[Set task] Write out the material again exactly, please, and omit the pictures.

/---

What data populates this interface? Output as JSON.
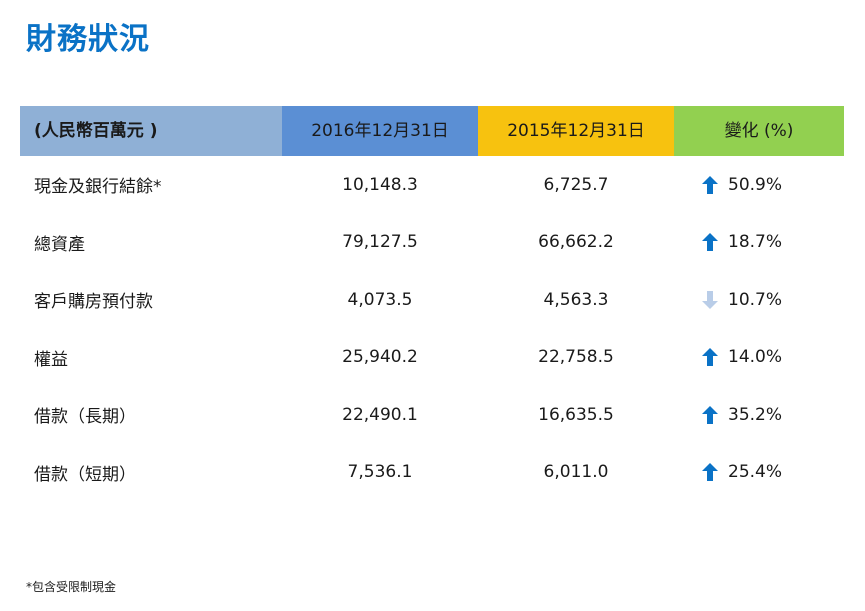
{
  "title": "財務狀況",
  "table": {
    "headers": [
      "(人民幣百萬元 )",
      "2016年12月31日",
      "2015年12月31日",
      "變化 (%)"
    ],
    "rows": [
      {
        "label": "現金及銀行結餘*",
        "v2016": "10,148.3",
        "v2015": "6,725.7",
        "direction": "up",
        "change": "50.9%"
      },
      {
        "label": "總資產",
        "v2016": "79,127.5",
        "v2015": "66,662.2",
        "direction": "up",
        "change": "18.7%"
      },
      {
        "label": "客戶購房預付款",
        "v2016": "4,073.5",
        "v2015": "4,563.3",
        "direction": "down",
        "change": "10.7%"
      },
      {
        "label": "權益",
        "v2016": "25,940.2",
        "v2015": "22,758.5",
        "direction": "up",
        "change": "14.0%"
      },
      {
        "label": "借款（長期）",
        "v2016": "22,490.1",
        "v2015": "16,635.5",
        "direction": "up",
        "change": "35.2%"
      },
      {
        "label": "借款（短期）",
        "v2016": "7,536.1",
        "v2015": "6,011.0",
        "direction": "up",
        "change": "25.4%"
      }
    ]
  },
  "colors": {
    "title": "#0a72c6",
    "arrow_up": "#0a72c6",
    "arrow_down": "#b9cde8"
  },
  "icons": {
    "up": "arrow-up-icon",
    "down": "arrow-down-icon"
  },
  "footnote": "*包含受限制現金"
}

\---

[Exercise response]
What data populates this interface? Output as JSON.
{
  "title": "財務狀況",
  "table": {
    "headers": [
      "(人民幣百萬元 )",
      "2016年12月31日",
      "2015年12月31日",
      "變化 (%)"
    ],
    "rows": [
      {
        "label": "現金及銀行結餘*",
        "v2016": "10,148.3",
        "v2015": "6,725.7",
        "direction": "up",
        "change": "50.9%"
      },
      {
        "label": "總資產",
        "v2016": "79,127.5",
        "v2015": "66,662.2",
        "direction": "up",
        "change": "18.7%"
      },
      {
        "label": "客戶購房預付款",
        "v2016": "4,073.5",
        "v2015": "4,563.3",
        "direction": "down",
        "change": "10.7%"
      },
      {
        "label": "權益",
        "v2016": "25,940.2",
        "v2015": "22,758.5",
        "direction": "up",
        "change": "14.0%"
      },
      {
        "label": "借款（長期）",
        "v2016": "22,490.1",
        "v2015": "16,635.5",
        "direction": "up",
        "change": "35.2%"
      },
      {
        "label": "借款（短期）",
        "v2016": "7,536.1",
        "v2015": "6,011.0",
        "direction": "up",
        "change": "25.4%"
      }
    ]
  },
  "colors": {
    "title": "#0a72c6",
    "arrow_up": "#0a72c6",
    "arrow_down": "#b9cde8"
  },
  "icons": {
    "up": "arrow-up-icon",
    "down": "arrow-down-icon"
  },
  "footnote": "*包含受限制現金"
}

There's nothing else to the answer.